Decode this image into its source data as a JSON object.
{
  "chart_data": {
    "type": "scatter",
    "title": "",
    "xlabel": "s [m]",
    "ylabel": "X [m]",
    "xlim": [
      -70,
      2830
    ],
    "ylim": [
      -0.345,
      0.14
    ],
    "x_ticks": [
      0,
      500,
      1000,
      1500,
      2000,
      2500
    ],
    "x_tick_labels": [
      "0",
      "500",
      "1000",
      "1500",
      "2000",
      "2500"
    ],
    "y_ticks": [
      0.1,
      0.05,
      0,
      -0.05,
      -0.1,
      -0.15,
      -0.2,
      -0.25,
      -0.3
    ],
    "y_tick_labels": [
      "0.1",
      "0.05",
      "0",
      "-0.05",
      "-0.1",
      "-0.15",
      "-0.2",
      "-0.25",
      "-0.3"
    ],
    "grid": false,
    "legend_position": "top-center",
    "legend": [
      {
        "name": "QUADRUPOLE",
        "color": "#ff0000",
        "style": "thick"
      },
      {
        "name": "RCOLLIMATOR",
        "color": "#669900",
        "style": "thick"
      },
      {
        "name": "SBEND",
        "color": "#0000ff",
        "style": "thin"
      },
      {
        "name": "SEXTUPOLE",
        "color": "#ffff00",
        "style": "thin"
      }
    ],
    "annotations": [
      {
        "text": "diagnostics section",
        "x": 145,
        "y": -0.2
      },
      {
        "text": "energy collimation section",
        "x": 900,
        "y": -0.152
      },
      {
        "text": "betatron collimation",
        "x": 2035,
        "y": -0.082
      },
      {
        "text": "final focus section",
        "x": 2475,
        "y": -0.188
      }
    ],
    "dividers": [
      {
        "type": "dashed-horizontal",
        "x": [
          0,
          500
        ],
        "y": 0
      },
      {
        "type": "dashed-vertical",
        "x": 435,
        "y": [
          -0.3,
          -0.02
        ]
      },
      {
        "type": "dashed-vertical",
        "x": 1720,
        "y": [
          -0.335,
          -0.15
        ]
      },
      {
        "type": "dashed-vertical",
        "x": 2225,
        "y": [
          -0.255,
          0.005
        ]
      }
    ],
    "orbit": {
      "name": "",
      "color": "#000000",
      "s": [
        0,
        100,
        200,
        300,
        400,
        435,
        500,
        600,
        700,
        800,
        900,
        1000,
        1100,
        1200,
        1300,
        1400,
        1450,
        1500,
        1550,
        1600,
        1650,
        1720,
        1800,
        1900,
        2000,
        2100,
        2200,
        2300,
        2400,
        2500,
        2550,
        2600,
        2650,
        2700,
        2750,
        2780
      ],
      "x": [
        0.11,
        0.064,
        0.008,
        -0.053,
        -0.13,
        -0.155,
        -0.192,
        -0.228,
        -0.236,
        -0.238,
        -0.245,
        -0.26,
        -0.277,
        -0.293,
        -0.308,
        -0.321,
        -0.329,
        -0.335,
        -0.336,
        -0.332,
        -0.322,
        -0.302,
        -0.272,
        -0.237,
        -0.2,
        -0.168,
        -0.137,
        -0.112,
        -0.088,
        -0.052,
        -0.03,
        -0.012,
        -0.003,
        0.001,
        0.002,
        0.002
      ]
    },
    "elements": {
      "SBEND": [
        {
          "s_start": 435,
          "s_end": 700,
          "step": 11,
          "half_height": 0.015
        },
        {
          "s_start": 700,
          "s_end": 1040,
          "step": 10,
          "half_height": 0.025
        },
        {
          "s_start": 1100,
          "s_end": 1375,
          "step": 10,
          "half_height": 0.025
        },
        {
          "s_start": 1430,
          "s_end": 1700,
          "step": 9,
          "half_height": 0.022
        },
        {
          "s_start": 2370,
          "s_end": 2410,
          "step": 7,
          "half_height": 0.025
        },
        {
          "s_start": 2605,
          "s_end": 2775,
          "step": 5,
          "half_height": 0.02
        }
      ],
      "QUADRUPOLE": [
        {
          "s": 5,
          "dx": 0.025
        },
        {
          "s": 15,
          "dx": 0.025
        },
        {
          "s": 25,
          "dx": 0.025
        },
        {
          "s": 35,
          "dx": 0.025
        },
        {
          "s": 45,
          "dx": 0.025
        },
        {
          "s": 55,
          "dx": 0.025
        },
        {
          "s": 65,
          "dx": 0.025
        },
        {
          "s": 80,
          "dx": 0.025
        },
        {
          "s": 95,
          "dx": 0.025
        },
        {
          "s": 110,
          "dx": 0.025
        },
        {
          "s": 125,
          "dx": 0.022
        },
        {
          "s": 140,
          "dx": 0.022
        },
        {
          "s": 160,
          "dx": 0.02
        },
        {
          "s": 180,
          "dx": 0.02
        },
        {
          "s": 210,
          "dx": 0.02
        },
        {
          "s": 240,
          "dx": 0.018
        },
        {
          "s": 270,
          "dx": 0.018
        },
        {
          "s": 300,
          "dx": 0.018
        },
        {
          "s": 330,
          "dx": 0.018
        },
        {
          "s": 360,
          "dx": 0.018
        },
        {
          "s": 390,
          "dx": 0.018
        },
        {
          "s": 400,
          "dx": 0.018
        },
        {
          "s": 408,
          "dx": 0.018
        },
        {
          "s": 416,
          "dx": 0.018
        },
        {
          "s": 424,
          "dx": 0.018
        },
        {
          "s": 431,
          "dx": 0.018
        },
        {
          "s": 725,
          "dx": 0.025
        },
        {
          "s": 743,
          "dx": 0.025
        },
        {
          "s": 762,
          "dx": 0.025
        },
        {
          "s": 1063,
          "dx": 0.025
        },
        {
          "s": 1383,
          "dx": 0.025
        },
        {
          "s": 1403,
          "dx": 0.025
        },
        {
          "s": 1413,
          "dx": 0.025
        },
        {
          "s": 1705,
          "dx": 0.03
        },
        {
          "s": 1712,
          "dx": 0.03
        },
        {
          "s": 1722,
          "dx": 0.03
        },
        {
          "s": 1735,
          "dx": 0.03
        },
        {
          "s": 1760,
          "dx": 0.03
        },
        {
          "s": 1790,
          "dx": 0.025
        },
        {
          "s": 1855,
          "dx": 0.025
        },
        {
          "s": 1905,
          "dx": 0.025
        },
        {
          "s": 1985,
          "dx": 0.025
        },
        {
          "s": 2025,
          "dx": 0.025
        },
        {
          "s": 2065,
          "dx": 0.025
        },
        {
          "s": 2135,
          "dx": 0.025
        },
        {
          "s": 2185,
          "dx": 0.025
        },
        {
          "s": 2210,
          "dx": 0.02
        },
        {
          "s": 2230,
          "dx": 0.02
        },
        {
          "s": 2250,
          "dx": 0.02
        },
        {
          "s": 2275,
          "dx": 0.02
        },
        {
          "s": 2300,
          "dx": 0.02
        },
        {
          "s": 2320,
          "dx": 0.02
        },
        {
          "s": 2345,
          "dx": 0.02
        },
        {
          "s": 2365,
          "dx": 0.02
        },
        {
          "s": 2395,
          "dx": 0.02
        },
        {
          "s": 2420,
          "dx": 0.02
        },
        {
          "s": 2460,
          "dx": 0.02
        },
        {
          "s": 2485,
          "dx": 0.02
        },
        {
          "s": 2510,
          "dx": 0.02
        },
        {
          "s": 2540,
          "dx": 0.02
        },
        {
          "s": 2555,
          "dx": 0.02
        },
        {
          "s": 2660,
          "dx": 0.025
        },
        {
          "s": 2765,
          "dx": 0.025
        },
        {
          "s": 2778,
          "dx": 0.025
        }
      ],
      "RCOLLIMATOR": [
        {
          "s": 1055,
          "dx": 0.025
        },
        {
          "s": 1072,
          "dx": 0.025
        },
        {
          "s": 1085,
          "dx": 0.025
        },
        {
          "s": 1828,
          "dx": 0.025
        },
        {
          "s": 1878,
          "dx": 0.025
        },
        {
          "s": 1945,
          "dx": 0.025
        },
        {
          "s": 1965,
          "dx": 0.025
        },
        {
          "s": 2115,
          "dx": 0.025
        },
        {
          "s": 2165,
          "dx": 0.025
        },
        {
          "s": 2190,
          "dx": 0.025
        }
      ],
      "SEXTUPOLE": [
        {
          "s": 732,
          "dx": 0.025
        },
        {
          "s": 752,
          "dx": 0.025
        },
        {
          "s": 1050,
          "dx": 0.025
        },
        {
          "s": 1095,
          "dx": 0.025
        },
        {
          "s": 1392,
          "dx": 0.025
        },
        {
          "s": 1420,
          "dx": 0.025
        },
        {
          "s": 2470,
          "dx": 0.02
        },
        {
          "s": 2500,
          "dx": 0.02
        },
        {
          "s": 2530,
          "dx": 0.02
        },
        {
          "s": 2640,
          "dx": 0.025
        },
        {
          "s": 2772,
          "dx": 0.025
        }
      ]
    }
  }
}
****************************************
PROBLEM DESCRIPTION> Show every line in the records above that contains the word "step".

IN RESPONSE>
          "step": 11,
          "step": 10,
          "step": 10,
          "step": 9,
          "step": 7,
          "step": 5,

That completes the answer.